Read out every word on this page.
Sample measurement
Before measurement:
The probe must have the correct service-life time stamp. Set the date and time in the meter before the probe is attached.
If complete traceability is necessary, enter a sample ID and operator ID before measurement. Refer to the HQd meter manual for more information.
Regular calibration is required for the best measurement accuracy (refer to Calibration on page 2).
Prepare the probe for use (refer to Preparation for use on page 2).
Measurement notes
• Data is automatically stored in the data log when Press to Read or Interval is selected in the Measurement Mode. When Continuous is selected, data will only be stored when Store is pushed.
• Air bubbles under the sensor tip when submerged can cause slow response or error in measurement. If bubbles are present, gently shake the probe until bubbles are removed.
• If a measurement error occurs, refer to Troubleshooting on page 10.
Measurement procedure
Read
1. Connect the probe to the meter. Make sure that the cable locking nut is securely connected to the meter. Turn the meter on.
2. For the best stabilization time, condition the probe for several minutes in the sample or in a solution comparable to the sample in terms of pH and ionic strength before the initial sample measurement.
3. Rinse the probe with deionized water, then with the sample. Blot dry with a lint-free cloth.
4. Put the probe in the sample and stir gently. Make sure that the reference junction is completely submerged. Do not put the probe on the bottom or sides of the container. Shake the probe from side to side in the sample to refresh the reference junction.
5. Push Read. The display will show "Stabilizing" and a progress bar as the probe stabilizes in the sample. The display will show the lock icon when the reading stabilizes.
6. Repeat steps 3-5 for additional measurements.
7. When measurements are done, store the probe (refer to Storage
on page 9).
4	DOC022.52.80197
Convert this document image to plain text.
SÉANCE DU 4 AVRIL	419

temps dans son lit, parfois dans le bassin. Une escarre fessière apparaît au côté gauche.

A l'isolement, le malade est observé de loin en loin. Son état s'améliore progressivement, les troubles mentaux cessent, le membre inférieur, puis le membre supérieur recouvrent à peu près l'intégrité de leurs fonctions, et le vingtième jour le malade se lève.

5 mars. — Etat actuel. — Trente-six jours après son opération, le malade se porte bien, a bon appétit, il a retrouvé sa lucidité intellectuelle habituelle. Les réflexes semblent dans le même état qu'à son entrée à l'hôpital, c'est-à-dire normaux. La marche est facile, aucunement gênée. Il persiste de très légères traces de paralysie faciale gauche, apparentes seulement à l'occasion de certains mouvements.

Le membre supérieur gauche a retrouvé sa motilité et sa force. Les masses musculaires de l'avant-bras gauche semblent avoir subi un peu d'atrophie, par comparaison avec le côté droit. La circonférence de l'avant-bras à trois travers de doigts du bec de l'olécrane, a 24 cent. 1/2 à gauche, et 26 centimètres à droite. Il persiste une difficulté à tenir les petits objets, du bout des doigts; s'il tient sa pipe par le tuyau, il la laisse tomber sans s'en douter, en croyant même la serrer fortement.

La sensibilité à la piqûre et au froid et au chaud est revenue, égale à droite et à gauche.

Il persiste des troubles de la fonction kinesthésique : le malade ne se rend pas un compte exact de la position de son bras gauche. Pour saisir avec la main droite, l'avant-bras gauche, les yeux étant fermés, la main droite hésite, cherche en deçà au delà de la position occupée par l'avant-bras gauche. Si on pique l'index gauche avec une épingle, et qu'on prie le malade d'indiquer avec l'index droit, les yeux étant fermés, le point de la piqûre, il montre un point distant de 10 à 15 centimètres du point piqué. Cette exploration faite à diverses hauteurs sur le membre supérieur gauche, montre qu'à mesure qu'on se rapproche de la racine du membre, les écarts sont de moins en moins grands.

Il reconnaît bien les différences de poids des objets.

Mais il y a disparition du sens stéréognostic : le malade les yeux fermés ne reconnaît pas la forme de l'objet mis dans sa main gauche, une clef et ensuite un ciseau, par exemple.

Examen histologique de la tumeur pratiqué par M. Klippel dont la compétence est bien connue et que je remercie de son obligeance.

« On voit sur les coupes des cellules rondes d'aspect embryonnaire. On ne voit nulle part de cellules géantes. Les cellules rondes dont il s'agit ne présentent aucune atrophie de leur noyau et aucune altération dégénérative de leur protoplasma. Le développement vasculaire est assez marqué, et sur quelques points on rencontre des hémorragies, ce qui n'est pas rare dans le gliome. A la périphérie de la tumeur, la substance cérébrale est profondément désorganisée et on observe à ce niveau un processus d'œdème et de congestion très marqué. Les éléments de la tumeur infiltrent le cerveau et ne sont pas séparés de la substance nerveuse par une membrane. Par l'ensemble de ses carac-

## Required work
Every entry must be quoted exactly as it appears above.

## Solution for this task
Read out every word on this page.
Sample measurement
Before measurement:
The probe must have the correct service-life time stamp. Set the date and time in the meter before the probe is attached.
If complete traceability is necessary, enter a sample ID and operator ID before measurement. Refer to the HQd meter manual for more information.
Regular calibration is required for the best measurement accuracy (refer to Calibration on page 2).
Prepare the probe for use (refer to Preparation for use on page 2).
Measurement notes
• Data is automatically stored in the data log when Press to Read or Interval is selected in the Measurement Mode. When Continuous is selected, data will only be stored when Store is pushed.
• Air bubbles under the sensor tip when submerged can cause slow response or error in measurement. If bubbles are present, gently shake the probe until bubbles are removed.
• If a measurement error occurs, refer to Troubleshooting on page 10.
Measurement procedure
Read
1. Connect the probe to the meter. Make sure that the cable locking nut is securely connected to the meter. Turn the meter on.
2. For the best stabilization time, condition the probe for several minutes in the sample or in a solution comparable to the sample in terms of pH and ionic strength before the initial sample measurement.
3. Rinse the probe with deionized water, then with the sample. Blot dry with a lint-free cloth.
4. Put the probe in the sample and stir gently. Make sure that the reference junction is completely submerged. Do not put the probe on the bottom or sides of the container. Shake the probe from side to side in the sample to refresh the reference junction.
5. Push Read. The display will show "Stabilizing" and a progress bar as the probe stabilizes in the sample. The display will show the lock icon when the reading stabilizes.
6. Repeat steps 3-5 for additional measurements.
7. When measurements are done, store the probe (refer to Storage
on page 9).
4	DOC022.52.80197
Convert this document image to plain text.
SÉANCE DU 4 AVRIL	419

temps dans son lit, parfois dans le bassin. Une escarre fessière apparaît au côté gauche.

A l'isolement, le malade est observé de loin en loin. Son état s'améliore progressivement, les troubles mentaux cessent, le membre inférieur, puis le membre supérieur recouvrent à peu près l'intégrité de leurs fonctions, et le vingtième jour le malade se lève.

5 mars. — Etat actuel. — Trente-six jours après son opération, le malade se porte bien, a bon appétit, il a retrouvé sa lucidité intellectuelle habituelle. Les réflexes semblent dans le même état qu'à son entrée à l'hôpital, c'est-à-dire normaux. La marche est facile, aucunement gênée. Il persiste de très légères traces de paralysie faciale gauche, apparentes seulement à l'occasion de certains mouvements.

Le membre supérieur gauche a retrouvé sa motilité et sa force. Les masses musculaires de l'avant-bras gauche semblent avoir subi un peu d'atrophie, par comparaison avec le côté droit. La circonférence de l'avant-bras à trois travers de doigts du bec de l'olécrane, a 24 cent. 1/2 à gauche, et 26 centimètres à droite. Il persiste une difficulté à tenir les petits objets, du bout des doigts; s'il tient sa pipe par le tuyau, il la laisse tomber sans s'en douter, en croyant même la serrer fortement.

La sensibilité à la piqûre et au froid et au chaud est revenue, égale à droite et à gauche.

Il persiste des troubles de la fonction kinesthésique : le malade ne se rend pas un compte exact de la position de son bras gauche. Pour saisir avec la main droite, l'avant-bras gauche, les yeux étant fermés, la main droite hésite, cherche en deçà au delà de la position occupée par l'avant-bras gauche. Si on pique l'index gauche avec une épingle, et qu'on prie le malade d'indiquer avec l'index droit, les yeux étant fermés, le point de la piqûre, il montre un point distant de 10 à 15 centimètres du point piqué. Cette exploration faite à diverses hauteurs sur le membre supérieur gauche, montre qu'à mesure qu'on se rapproche de la racine du membre, les écarts sont de moins en moins grands.

Il reconnaît bien les différences de poids des objets.

Mais il y a disparition du sens stéréognostic : le malade les yeux fermés ne reconnaît pas la forme de l'objet mis dans sa main gauche, une clef et ensuite un ciseau, par exemple.

Examen histologique de la tumeur pratiqué par M. Klippel dont la compétence est bien connue et que je remercie de son obligeance.

« On voit sur les coupes des cellules rondes d'aspect embryonnaire. On ne voit nulle part de cellules géantes. Les cellules rondes dont il s'agit ne présentent aucune atrophie de leur noyau et aucune altération dégénérative de leur protoplasma. Le développement vasculaire est assez marqué, et sur quelques points on rencontre des hémorragies, ce qui n'est pas rare dans le gliome. A la périphérie de la tumeur, la substance cérébrale est profondément désorganisée et on observe à ce niveau un processus d'œdème et de congestion très marqué. Les éléments de la tumeur infiltrent le cerveau et ne sont pas séparés de la substance nerveuse par une membrane. Par l'ensemble de ses carac-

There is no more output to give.